Can you output the material exactly as written, minus any pictures it holds?

☆ ☆ ☆ ☆ ☆ ☆ ☆

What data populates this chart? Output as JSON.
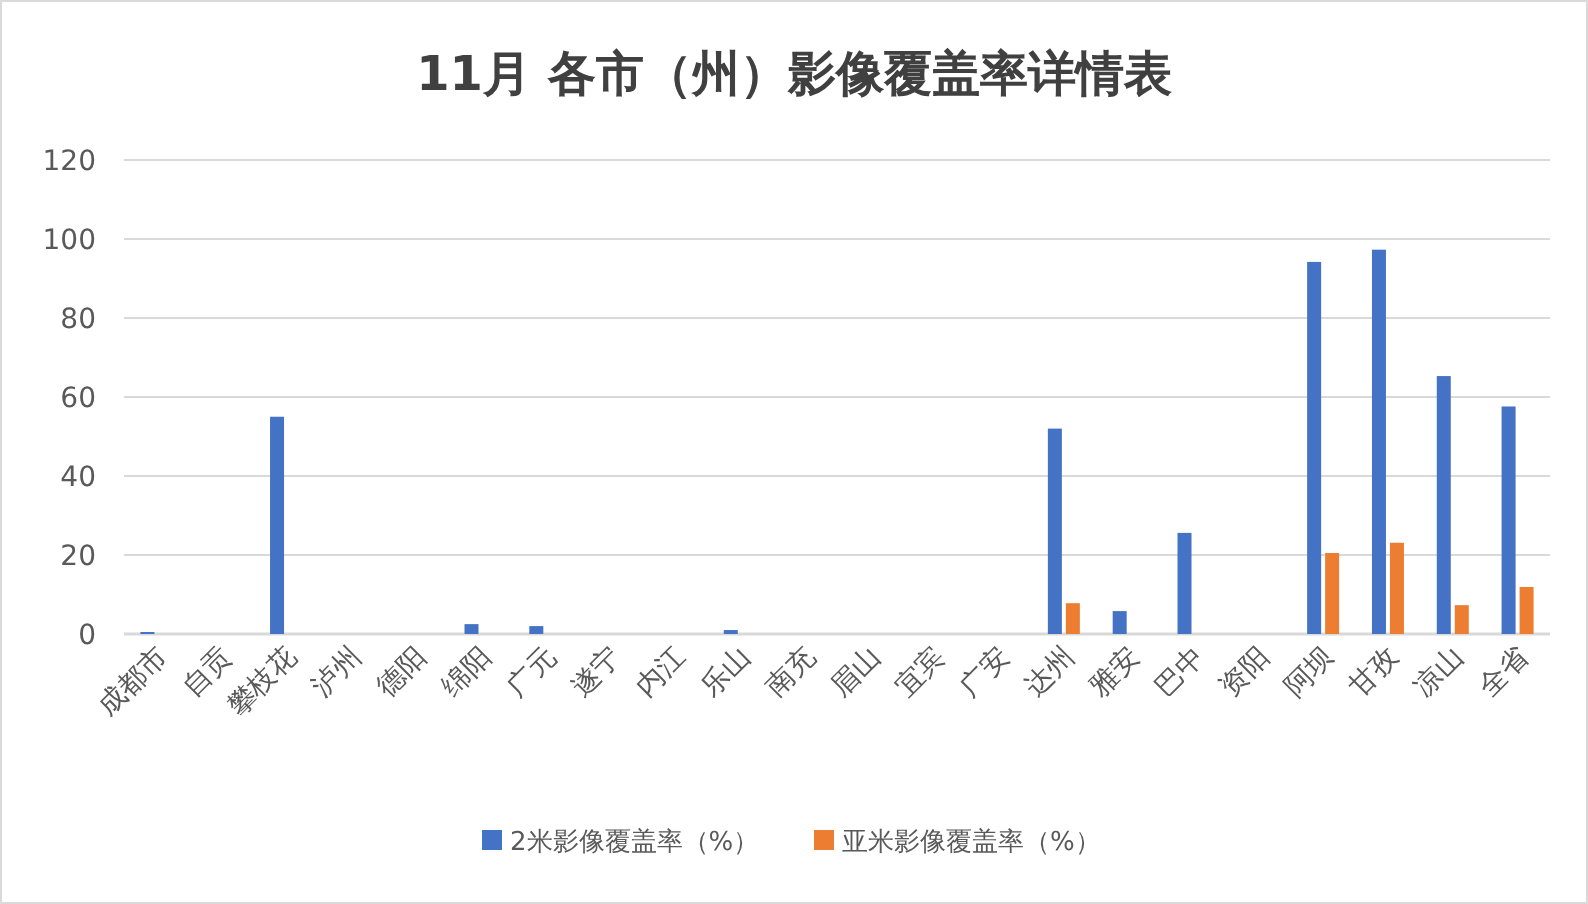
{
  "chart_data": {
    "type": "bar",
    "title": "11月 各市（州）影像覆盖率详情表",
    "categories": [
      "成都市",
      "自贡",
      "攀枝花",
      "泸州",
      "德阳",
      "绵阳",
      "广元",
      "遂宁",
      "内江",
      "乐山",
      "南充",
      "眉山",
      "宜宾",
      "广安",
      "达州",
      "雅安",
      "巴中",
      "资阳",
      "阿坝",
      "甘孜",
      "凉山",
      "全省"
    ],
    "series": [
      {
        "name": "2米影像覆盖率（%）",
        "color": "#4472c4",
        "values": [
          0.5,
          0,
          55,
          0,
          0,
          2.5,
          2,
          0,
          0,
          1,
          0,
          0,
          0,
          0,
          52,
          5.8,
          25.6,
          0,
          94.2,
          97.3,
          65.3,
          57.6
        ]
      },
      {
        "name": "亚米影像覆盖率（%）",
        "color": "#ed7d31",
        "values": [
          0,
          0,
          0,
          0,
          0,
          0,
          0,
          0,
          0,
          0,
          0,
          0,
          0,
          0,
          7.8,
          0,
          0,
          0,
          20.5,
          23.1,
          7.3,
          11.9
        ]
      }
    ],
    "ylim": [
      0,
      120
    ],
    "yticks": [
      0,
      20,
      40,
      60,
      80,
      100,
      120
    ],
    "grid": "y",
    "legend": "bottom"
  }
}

☆ ☆ ☆ ☆ ☆ ☆ ☆

*Result of the exercise*.
What data populates this chart? Output as JSON.
{
  "chart_data": {
    "type": "bar",
    "title": "11月 各市（州）影像覆盖率详情表",
    "categories": [
      "成都市",
      "自贡",
      "攀枝花",
      "泸州",
      "德阳",
      "绵阳",
      "广元",
      "遂宁",
      "内江",
      "乐山",
      "南充",
      "眉山",
      "宜宾",
      "广安",
      "达州",
      "雅安",
      "巴中",
      "资阳",
      "阿坝",
      "甘孜",
      "凉山",
      "全省"
    ],
    "series": [
      {
        "name": "2米影像覆盖率（%）",
        "color": "#4472c4",
        "values": [
          0.5,
          0,
          55,
          0,
          0,
          2.5,
          2,
          0,
          0,
          1,
          0,
          0,
          0,
          0,
          52,
          5.8,
          25.6,
          0,
          94.2,
          97.3,
          65.3,
          57.6
        ]
      },
      {
        "name": "亚米影像覆盖率（%）",
        "color": "#ed7d31",
        "values": [
          0,
          0,
          0,
          0,
          0,
          0,
          0,
          0,
          0,
          0,
          0,
          0,
          0,
          0,
          7.8,
          0,
          0,
          0,
          20.5,
          23.1,
          7.3,
          11.9
        ]
      }
    ],
    "ylim": [
      0,
      120
    ],
    "yticks": [
      0,
      20,
      40,
      60,
      80,
      100,
      120
    ],
    "grid": "y",
    "legend": "bottom"
  }
}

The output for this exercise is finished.